INFORMATION PROVIDED
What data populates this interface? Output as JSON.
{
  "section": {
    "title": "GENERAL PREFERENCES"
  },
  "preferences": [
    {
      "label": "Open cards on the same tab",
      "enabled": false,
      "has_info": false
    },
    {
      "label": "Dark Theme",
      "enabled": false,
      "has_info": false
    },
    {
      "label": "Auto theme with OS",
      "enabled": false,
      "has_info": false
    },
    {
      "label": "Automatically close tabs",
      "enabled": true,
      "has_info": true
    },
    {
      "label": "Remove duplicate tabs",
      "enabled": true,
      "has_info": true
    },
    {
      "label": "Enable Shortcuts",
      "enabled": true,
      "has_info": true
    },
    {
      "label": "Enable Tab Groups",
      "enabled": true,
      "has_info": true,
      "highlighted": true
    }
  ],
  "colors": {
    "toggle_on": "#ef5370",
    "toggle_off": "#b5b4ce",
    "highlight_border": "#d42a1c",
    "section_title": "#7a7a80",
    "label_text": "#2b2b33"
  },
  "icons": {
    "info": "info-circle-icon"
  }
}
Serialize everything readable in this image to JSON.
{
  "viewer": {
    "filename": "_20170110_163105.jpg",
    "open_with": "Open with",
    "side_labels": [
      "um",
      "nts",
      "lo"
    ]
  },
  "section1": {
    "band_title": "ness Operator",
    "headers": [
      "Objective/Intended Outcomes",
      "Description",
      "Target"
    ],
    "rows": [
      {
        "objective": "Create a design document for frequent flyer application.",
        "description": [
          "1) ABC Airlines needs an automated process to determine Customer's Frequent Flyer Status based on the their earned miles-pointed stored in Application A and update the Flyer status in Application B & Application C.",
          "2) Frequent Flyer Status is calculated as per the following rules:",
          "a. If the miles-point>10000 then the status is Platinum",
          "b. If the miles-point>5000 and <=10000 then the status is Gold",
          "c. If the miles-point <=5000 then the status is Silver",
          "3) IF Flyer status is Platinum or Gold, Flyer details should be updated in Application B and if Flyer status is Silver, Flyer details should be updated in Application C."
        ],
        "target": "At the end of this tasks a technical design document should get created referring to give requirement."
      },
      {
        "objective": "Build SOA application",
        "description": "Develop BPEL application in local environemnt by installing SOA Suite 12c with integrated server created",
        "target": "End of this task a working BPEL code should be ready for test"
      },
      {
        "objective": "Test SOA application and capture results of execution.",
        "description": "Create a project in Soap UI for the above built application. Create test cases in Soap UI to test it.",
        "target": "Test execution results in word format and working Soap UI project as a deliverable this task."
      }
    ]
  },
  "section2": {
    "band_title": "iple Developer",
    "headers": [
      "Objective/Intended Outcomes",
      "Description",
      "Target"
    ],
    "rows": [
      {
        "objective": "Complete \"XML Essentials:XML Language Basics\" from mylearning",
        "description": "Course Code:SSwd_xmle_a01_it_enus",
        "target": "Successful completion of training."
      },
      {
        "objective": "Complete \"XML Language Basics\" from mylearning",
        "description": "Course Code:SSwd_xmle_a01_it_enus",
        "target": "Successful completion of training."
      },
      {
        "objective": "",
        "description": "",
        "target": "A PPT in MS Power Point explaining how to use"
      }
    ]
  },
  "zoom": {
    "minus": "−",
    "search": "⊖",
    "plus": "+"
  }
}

WHAT YOU WILL DO
Extract every entry above as it appears.

RESPONSE FOR THIS EXERCISE
What data populates this interface? Output as JSON.
{
  "section": {
    "title": "GENERAL PREFERENCES"
  },
  "preferences": [
    {
      "label": "Open cards on the same tab",
      "enabled": false,
      "has_info": false
    },
    {
      "label": "Dark Theme",
      "enabled": false,
      "has_info": false
    },
    {
      "label": "Auto theme with OS",
      "enabled": false,
      "has_info": false
    },
    {
      "label": "Automatically close tabs",
      "enabled": true,
      "has_info": true
    },
    {
      "label": "Remove duplicate tabs",
      "enabled": true,
      "has_info": true
    },
    {
      "label": "Enable Shortcuts",
      "enabled": true,
      "has_info": true
    },
    {
      "label": "Enable Tab Groups",
      "enabled": true,
      "has_info": true,
      "highlighted": true
    }
  ],
  "colors": {
    "toggle_on": "#ef5370",
    "toggle_off": "#b5b4ce",
    "highlight_border": "#d42a1c",
    "section_title": "#7a7a80",
    "label_text": "#2b2b33"
  },
  "icons": {
    "info": "info-circle-icon"
  }
}
Serialize everything readable in this image to JSON.
{
  "viewer": {
    "filename": "_20170110_163105.jpg",
    "open_with": "Open with",
    "side_labels": [
      "um",
      "nts",
      "lo"
    ]
  },
  "section1": {
    "band_title": "ness Operator",
    "headers": [
      "Objective/Intended Outcomes",
      "Description",
      "Target"
    ],
    "rows": [
      {
        "objective": "Create a design document for frequent flyer application.",
        "description": [
          "1) ABC Airlines needs an automated process to determine Customer's Frequent Flyer Status based on the their earned miles-pointed stored in Application A and update the Flyer status in Application B & Application C.",
          "2) Frequent Flyer Status is calculated as per the following rules:",
          "a. If the miles-point>10000 then the status is Platinum",
          "b. If the miles-point>5000 and <=10000 then the status is Gold",
          "c. If the miles-point <=5000 then the status is Silver",
          "3) IF Flyer status is Platinum or Gold, Flyer details should be updated in Application B and if Flyer status is Silver, Flyer details should be updated in Application C."
        ],
        "target": "At the end of this tasks a technical design document should get created referring to give requirement."
      },
      {
        "objective": "Build SOA application",
        "description": "Develop BPEL application in local environemnt by installing SOA Suite 12c with integrated server created",
        "target": "End of this task a working BPEL code should be ready for test"
      },
      {
        "objective": "Test SOA application and capture results of execution.",
        "description": "Create a project in Soap UI for the above built application. Create test cases in Soap UI to test it.",
        "target": "Test execution results in word format and working Soap UI project as a deliverable this task."
      }
    ]
  },
  "section2": {
    "band_title": "iple Developer",
    "headers": [
      "Objective/Intended Outcomes",
      "Description",
      "Target"
    ],
    "rows": [
      {
        "objective": "Complete \"XML Essentials:XML Language Basics\" from mylearning",
        "description": "Course Code:SSwd_xmle_a01_it_enus",
        "target": "Successful completion of training."
      },
      {
        "objective": "Complete \"XML Language Basics\" from mylearning",
        "description": "Course Code:SSwd_xmle_a01_it_enus",
        "target": "Successful completion of training."
      },
      {
        "objective": "",
        "description": "",
        "target": "A PPT in MS Power Point explaining how to use"
      }
    ]
  },
  "zoom": {
    "minus": "−",
    "search": "⊖",
    "plus": "+"
  }
}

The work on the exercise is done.